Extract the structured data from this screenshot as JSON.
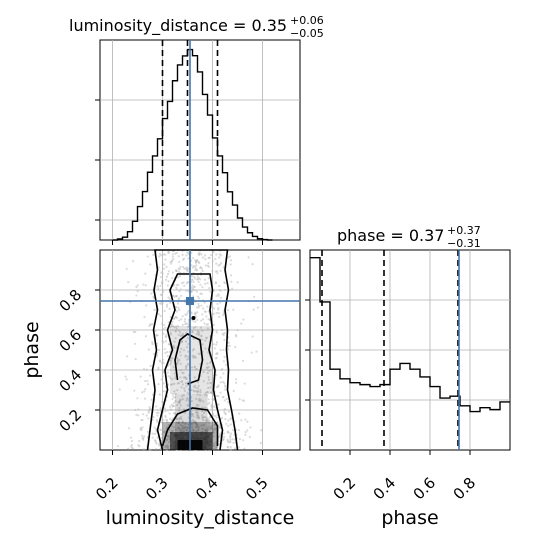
{
  "colors": {
    "truth": "#4477aa",
    "hist": "#000000",
    "quantile": "#000000",
    "samples": "#bdbdbd"
  },
  "chart_data": [
    {
      "panel": "luminosity_distance-marginal",
      "type": "histogram",
      "title_prefix": "luminosity_distance = 0.35",
      "title_sup": "+0.06",
      "title_sub": "−0.05",
      "xlim": [
        0.175,
        0.575
      ],
      "bin_edges": [
        0.2,
        0.21,
        0.22,
        0.23,
        0.24,
        0.25,
        0.26,
        0.27,
        0.28,
        0.29,
        0.3,
        0.31,
        0.32,
        0.33,
        0.34,
        0.35,
        0.36,
        0.37,
        0.38,
        0.39,
        0.4,
        0.41,
        0.42,
        0.43,
        0.44,
        0.45,
        0.46,
        0.47,
        0.48,
        0.49,
        0.5,
        0.51,
        0.52
      ],
      "counts": [
        0,
        0.5,
        1.3,
        3.8,
        8.5,
        15.2,
        22.0,
        30.8,
        38.2,
        46.0,
        55.2,
        63.0,
        72.4,
        79.6,
        83.7,
        86.6,
        83.8,
        76.4,
        66.2,
        56.8,
        46.4,
        38.2,
        30.6,
        21.9,
        15.9,
        10.0,
        5.9,
        3.3,
        1.6,
        0.6,
        0.2,
        0
      ],
      "quantiles": [
        0.3,
        0.35,
        0.41
      ],
      "truth": 0.355
    },
    {
      "panel": "phase-marginal",
      "type": "histogram",
      "title_prefix": "phase = 0.37",
      "title_sup": "+0.37",
      "title_sub": "−0.31",
      "xlim": [
        0.0,
        1.0
      ],
      "bin_edges": [
        0.0,
        0.05,
        0.1,
        0.15,
        0.2,
        0.25,
        0.3,
        0.35,
        0.4,
        0.45,
        0.5,
        0.55,
        0.6,
        0.65,
        0.7,
        0.75,
        0.8,
        0.85,
        0.9,
        0.95,
        1.0
      ],
      "counts": [
        1.0,
        0.77,
        0.42,
        0.37,
        0.35,
        0.34,
        0.33,
        0.34,
        0.42,
        0.45,
        0.42,
        0.38,
        0.33,
        0.27,
        0.28,
        0.23,
        0.2,
        0.22,
        0.21,
        0.25
      ],
      "quantiles": [
        0.06,
        0.37,
        0.74
      ],
      "truth": 0.745,
      "xticks": [
        "0.2",
        "0.4",
        "0.6",
        "0.8"
      ],
      "xlabel": "phase"
    },
    {
      "panel": "2d-density",
      "type": "scatter",
      "x_param": "luminosity_distance",
      "y_param": "phase",
      "xlim": [
        0.175,
        0.575
      ],
      "ylim": [
        0.0,
        1.0
      ],
      "xticks": [
        "0.2",
        "0.3",
        "0.4",
        "0.5"
      ],
      "yticks": [
        "0.2",
        "0.4",
        "0.6",
        "0.8"
      ],
      "xlabel": "luminosity_distance",
      "ylabel": "phase",
      "truth": [
        0.355,
        0.745
      ],
      "contours": [
        [
          [
            0.27,
            0.0
          ],
          [
            0.275,
            0.1
          ],
          [
            0.28,
            0.2
          ],
          [
            0.285,
            0.3
          ],
          [
            0.28,
            0.4
          ],
          [
            0.288,
            0.5
          ],
          [
            0.282,
            0.6
          ],
          [
            0.29,
            0.7
          ],
          [
            0.283,
            0.8
          ],
          [
            0.29,
            0.9
          ],
          [
            0.285,
            1.0
          ],
          [
            0.43,
            1.0
          ],
          [
            0.425,
            0.9
          ],
          [
            0.432,
            0.8
          ],
          [
            0.425,
            0.7
          ],
          [
            0.43,
            0.6
          ],
          [
            0.428,
            0.5
          ],
          [
            0.432,
            0.4
          ],
          [
            0.43,
            0.3
          ],
          [
            0.438,
            0.2
          ],
          [
            0.445,
            0.1
          ],
          [
            0.45,
            0.0
          ]
        ],
        [
          [
            0.3,
            0.0
          ],
          [
            0.29,
            0.1
          ],
          [
            0.3,
            0.2
          ],
          [
            0.31,
            0.3
          ],
          [
            0.305,
            0.4
          ],
          [
            0.32,
            0.5
          ],
          [
            0.31,
            0.6
          ],
          [
            0.325,
            0.7
          ],
          [
            0.315,
            0.8
          ],
          [
            0.33,
            0.88
          ],
          [
            0.395,
            0.88
          ],
          [
            0.4,
            0.8
          ],
          [
            0.395,
            0.7
          ],
          [
            0.4,
            0.6
          ],
          [
            0.393,
            0.5
          ],
          [
            0.405,
            0.4
          ],
          [
            0.402,
            0.3
          ],
          [
            0.41,
            0.2
          ],
          [
            0.42,
            0.1
          ],
          [
            0.415,
            0.0
          ]
        ],
        [
          [
            0.3,
            0.02
          ],
          [
            0.31,
            0.1
          ],
          [
            0.33,
            0.18
          ],
          [
            0.36,
            0.21
          ],
          [
            0.39,
            0.2
          ],
          [
            0.41,
            0.12
          ],
          [
            0.41,
            0.02
          ]
        ],
        [
          [
            0.33,
            0.35
          ],
          [
            0.325,
            0.45
          ],
          [
            0.335,
            0.55
          ],
          [
            0.35,
            0.58
          ],
          [
            0.375,
            0.55
          ],
          [
            0.38,
            0.45
          ],
          [
            0.372,
            0.35
          ],
          [
            0.35,
            0.33
          ]
        ]
      ]
    }
  ]
}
________
• **Exercise task**:
Restate the whole of the material word for word without the pictures.

• **Exercise answer**:
Extract the structured data from this screenshot as JSON.
{
  "colors": {
    "truth": "#4477aa",
    "hist": "#000000",
    "quantile": "#000000",
    "samples": "#bdbdbd"
  },
  "chart_data": [
    {
      "panel": "luminosity_distance-marginal",
      "type": "histogram",
      "title_prefix": "luminosity_distance = 0.35",
      "title_sup": "+0.06",
      "title_sub": "−0.05",
      "xlim": [
        0.175,
        0.575
      ],
      "bin_edges": [
        0.2,
        0.21,
        0.22,
        0.23,
        0.24,
        0.25,
        0.26,
        0.27,
        0.28,
        0.29,
        0.3,
        0.31,
        0.32,
        0.33,
        0.34,
        0.35,
        0.36,
        0.37,
        0.38,
        0.39,
        0.4,
        0.41,
        0.42,
        0.43,
        0.44,
        0.45,
        0.46,
        0.47,
        0.48,
        0.49,
        0.5,
        0.51,
        0.52
      ],
      "counts": [
        0,
        0.5,
        1.3,
        3.8,
        8.5,
        15.2,
        22.0,
        30.8,
        38.2,
        46.0,
        55.2,
        63.0,
        72.4,
        79.6,
        83.7,
        86.6,
        83.8,
        76.4,
        66.2,
        56.8,
        46.4,
        38.2,
        30.6,
        21.9,
        15.9,
        10.0,
        5.9,
        3.3,
        1.6,
        0.6,
        0.2,
        0
      ],
      "quantiles": [
        0.3,
        0.35,
        0.41
      ],
      "truth": 0.355
    },
    {
      "panel": "phase-marginal",
      "type": "histogram",
      "title_prefix": "phase = 0.37",
      "title_sup": "+0.37",
      "title_sub": "−0.31",
      "xlim": [
        0.0,
        1.0
      ],
      "bin_edges": [
        0.0,
        0.05,
        0.1,
        0.15,
        0.2,
        0.25,
        0.3,
        0.35,
        0.4,
        0.45,
        0.5,
        0.55,
        0.6,
        0.65,
        0.7,
        0.75,
        0.8,
        0.85,
        0.9,
        0.95,
        1.0
      ],
      "counts": [
        1.0,
        0.77,
        0.42,
        0.37,
        0.35,
        0.34,
        0.33,
        0.34,
        0.42,
        0.45,
        0.42,
        0.38,
        0.33,
        0.27,
        0.28,
        0.23,
        0.2,
        0.22,
        0.21,
        0.25
      ],
      "quantiles": [
        0.06,
        0.37,
        0.74
      ],
      "truth": 0.745,
      "xticks": [
        "0.2",
        "0.4",
        "0.6",
        "0.8"
      ],
      "xlabel": "phase"
    },
    {
      "panel": "2d-density",
      "type": "scatter",
      "x_param": "luminosity_distance",
      "y_param": "phase",
      "xlim": [
        0.175,
        0.575
      ],
      "ylim": [
        0.0,
        1.0
      ],
      "xticks": [
        "0.2",
        "0.3",
        "0.4",
        "0.5"
      ],
      "yticks": [
        "0.2",
        "0.4",
        "0.6",
        "0.8"
      ],
      "xlabel": "luminosity_distance",
      "ylabel": "phase",
      "truth": [
        0.355,
        0.745
      ],
      "contours": [
        [
          [
            0.27,
            0.0
          ],
          [
            0.275,
            0.1
          ],
          [
            0.28,
            0.2
          ],
          [
            0.285,
            0.3
          ],
          [
            0.28,
            0.4
          ],
          [
            0.288,
            0.5
          ],
          [
            0.282,
            0.6
          ],
          [
            0.29,
            0.7
          ],
          [
            0.283,
            0.8
          ],
          [
            0.29,
            0.9
          ],
          [
            0.285,
            1.0
          ],
          [
            0.43,
            1.0
          ],
          [
            0.425,
            0.9
          ],
          [
            0.432,
            0.8
          ],
          [
            0.425,
            0.7
          ],
          [
            0.43,
            0.6
          ],
          [
            0.428,
            0.5
          ],
          [
            0.432,
            0.4
          ],
          [
            0.43,
            0.3
          ],
          [
            0.438,
            0.2
          ],
          [
            0.445,
            0.1
          ],
          [
            0.45,
            0.0
          ]
        ],
        [
          [
            0.3,
            0.0
          ],
          [
            0.29,
            0.1
          ],
          [
            0.3,
            0.2
          ],
          [
            0.31,
            0.3
          ],
          [
            0.305,
            0.4
          ],
          [
            0.32,
            0.5
          ],
          [
            0.31,
            0.6
          ],
          [
            0.325,
            0.7
          ],
          [
            0.315,
            0.8
          ],
          [
            0.33,
            0.88
          ],
          [
            0.395,
            0.88
          ],
          [
            0.4,
            0.8
          ],
          [
            0.395,
            0.7
          ],
          [
            0.4,
            0.6
          ],
          [
            0.393,
            0.5
          ],
          [
            0.405,
            0.4
          ],
          [
            0.402,
            0.3
          ],
          [
            0.41,
            0.2
          ],
          [
            0.42,
            0.1
          ],
          [
            0.415,
            0.0
          ]
        ],
        [
          [
            0.3,
            0.02
          ],
          [
            0.31,
            0.1
          ],
          [
            0.33,
            0.18
          ],
          [
            0.36,
            0.21
          ],
          [
            0.39,
            0.2
          ],
          [
            0.41,
            0.12
          ],
          [
            0.41,
            0.02
          ]
        ],
        [
          [
            0.33,
            0.35
          ],
          [
            0.325,
            0.45
          ],
          [
            0.335,
            0.55
          ],
          [
            0.35,
            0.58
          ],
          [
            0.375,
            0.55
          ],
          [
            0.38,
            0.45
          ],
          [
            0.372,
            0.35
          ],
          [
            0.35,
            0.33
          ]
        ]
      ]
    }
  ]
}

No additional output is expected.